▶ _WHAT YOU WILL DO_:
Repeat the listing exactly as given, omitting every image.

(A run of records)
--- start ---
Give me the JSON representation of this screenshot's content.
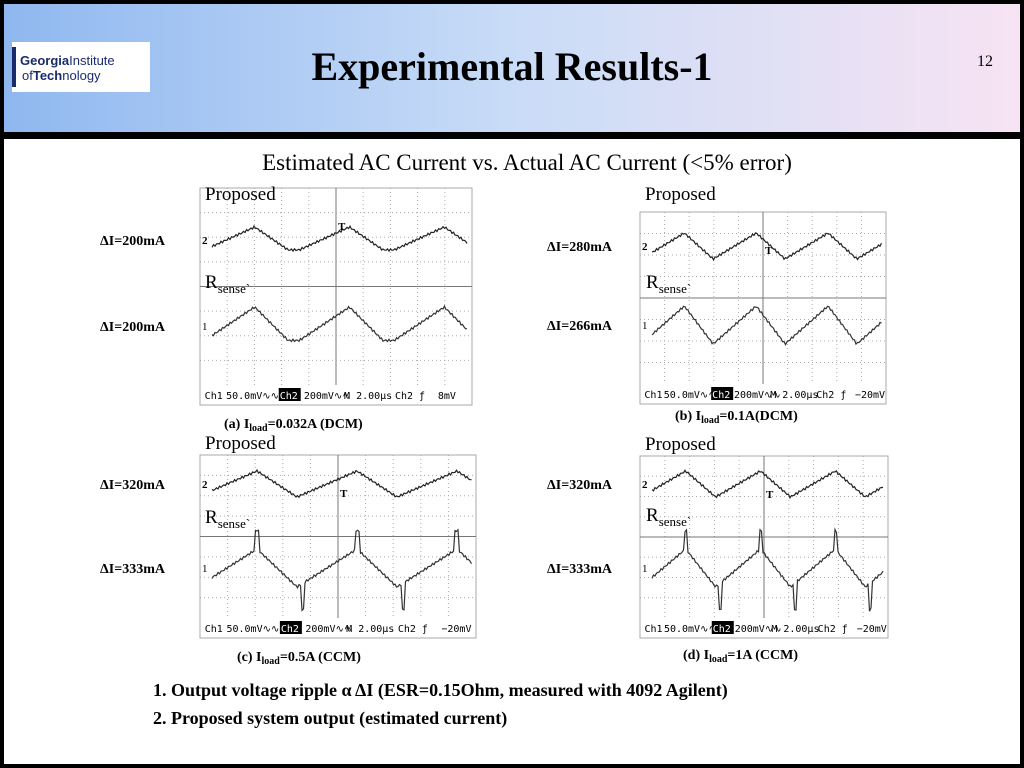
{
  "header": {
    "logo": {
      "line1a": "Georgia",
      "line1b": "Institute",
      "line2a": "of",
      "line2b": "Tech",
      "line2c": "nology"
    },
    "title": "Experimental Results-1",
    "page_number": "12"
  },
  "subtitle": "Estimated AC Current vs. Actual AC Current (<5% error)",
  "panels": [
    {
      "top_label": "Proposed",
      "bottom_label": "R",
      "bottom_label_sub": "sense`",
      "delta_top": "ΔI=200mA",
      "delta_bottom": "ΔI=200mA",
      "ch2_marker": "2",
      "ch1_marker": "1",
      "trigger_marker": "T",
      "caption": {
        "prefix": "(a) I",
        "sub": "load",
        "suffix": "=0.032A (DCM)"
      },
      "readout": [
        "Ch1",
        "50.0mV∿∿",
        "Ch2",
        "200mV∿∿",
        "M 2.00µs",
        "Ch2 ƒ",
        "8mV"
      ]
    },
    {
      "top_label": "Proposed",
      "bottom_label": "R",
      "bottom_label_sub": "sense`",
      "delta_top": "ΔI=280mA",
      "delta_bottom": "ΔI=266mA",
      "ch2_marker": "2",
      "ch1_marker": "1",
      "trigger_marker": "T",
      "caption": {
        "prefix": "(b) I",
        "sub": "load",
        "suffix": "=0.1A(DCM)"
      },
      "readout": [
        "Ch1",
        "50.0mV∿∿",
        "Ch2",
        "200mV∿∿",
        "M 2.00µs",
        "Ch2 ƒ",
        "−20mV"
      ]
    },
    {
      "top_label": "Proposed",
      "bottom_label": "R",
      "bottom_label_sub": "sense`",
      "delta_top": "ΔI=320mA",
      "delta_bottom": "ΔI=333mA",
      "ch2_marker": "2",
      "ch1_marker": "1",
      "trigger_marker": "T",
      "caption": {
        "prefix": "(c) I",
        "sub": "load",
        "suffix": "=0.5A (CCM)"
      },
      "readout": [
        "Ch1",
        "50.0mV∿∿",
        "Ch2",
        "200mV∿∿",
        "M 2.00µs",
        "Ch2 ƒ",
        "−20mV"
      ]
    },
    {
      "top_label": "Proposed",
      "bottom_label": "R",
      "bottom_label_sub": "sense`",
      "delta_top": "ΔI=320mA",
      "delta_bottom": "ΔI=333mA",
      "ch2_marker": "2",
      "ch1_marker": "1",
      "trigger_marker": "T",
      "caption": {
        "prefix": "(d) I",
        "sub": "load",
        "suffix": "=1A (CCM)"
      },
      "readout": [
        "Ch1",
        "50.0mV∿∿",
        "Ch2",
        "200mV∿∿",
        "M 2.00µs",
        "Ch2 ƒ",
        "−20mV"
      ]
    }
  ],
  "notes": [
    "1. Output voltage ripple α ΔI (ESR=0.15Ohm, measured with 4092 Agilent)",
    "2. Proposed system output (estimated current)"
  ]
}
--- end ---
▶ _WRITTEN RESPONSE_:
Give me the JSON representation of this screenshot's content.
{
  "header": {
    "logo": {
      "line1a": "Georgia",
      "line1b": "Institute",
      "line2a": "of",
      "line2b": "Tech",
      "line2c": "nology"
    },
    "title": "Experimental Results-1",
    "page_number": "12"
  },
  "subtitle": "Estimated AC Current vs. Actual AC Current (<5% error)",
  "panels": [
    {
      "top_label": "Proposed",
      "bottom_label": "R",
      "bottom_label_sub": "sense`",
      "delta_top": "ΔI=200mA",
      "delta_bottom": "ΔI=200mA",
      "ch2_marker": "2",
      "ch1_marker": "1",
      "trigger_marker": "T",
      "caption": {
        "prefix": "(a) I",
        "sub": "load",
        "suffix": "=0.032A (DCM)"
      },
      "readout": [
        "Ch1",
        "50.0mV∿∿",
        "Ch2",
        "200mV∿∿",
        "M 2.00µs",
        "Ch2 ƒ",
        "8mV"
      ]
    },
    {
      "top_label": "Proposed",
      "bottom_label": "R",
      "bottom_label_sub": "sense`",
      "delta_top": "ΔI=280mA",
      "delta_bottom": "ΔI=266mA",
      "ch2_marker": "2",
      "ch1_marker": "1",
      "trigger_marker": "T",
      "caption": {
        "prefix": "(b) I",
        "sub": "load",
        "suffix": "=0.1A(DCM)"
      },
      "readout": [
        "Ch1",
        "50.0mV∿∿",
        "Ch2",
        "200mV∿∿",
        "M 2.00µs",
        "Ch2 ƒ",
        "−20mV"
      ]
    },
    {
      "top_label": "Proposed",
      "bottom_label": "R",
      "bottom_label_sub": "sense`",
      "delta_top": "ΔI=320mA",
      "delta_bottom": "ΔI=333mA",
      "ch2_marker": "2",
      "ch1_marker": "1",
      "trigger_marker": "T",
      "caption": {
        "prefix": "(c) I",
        "sub": "load",
        "suffix": "=0.5A (CCM)"
      },
      "readout": [
        "Ch1",
        "50.0mV∿∿",
        "Ch2",
        "200mV∿∿",
        "M 2.00µs",
        "Ch2 ƒ",
        "−20mV"
      ]
    },
    {
      "top_label": "Proposed",
      "bottom_label": "R",
      "bottom_label_sub": "sense`",
      "delta_top": "ΔI=320mA",
      "delta_bottom": "ΔI=333mA",
      "ch2_marker": "2",
      "ch1_marker": "1",
      "trigger_marker": "T",
      "caption": {
        "prefix": "(d) I",
        "sub": "load",
        "suffix": "=1A (CCM)"
      },
      "readout": [
        "Ch1",
        "50.0mV∿∿",
        "Ch2",
        "200mV∿∿",
        "M 2.00µs",
        "Ch2 ƒ",
        "−20mV"
      ]
    }
  ],
  "notes": [
    "1. Output voltage ripple α ΔI (ESR=0.15Ohm, measured with 4092 Agilent)",
    "2. Proposed system output (estimated current)"
  ]
}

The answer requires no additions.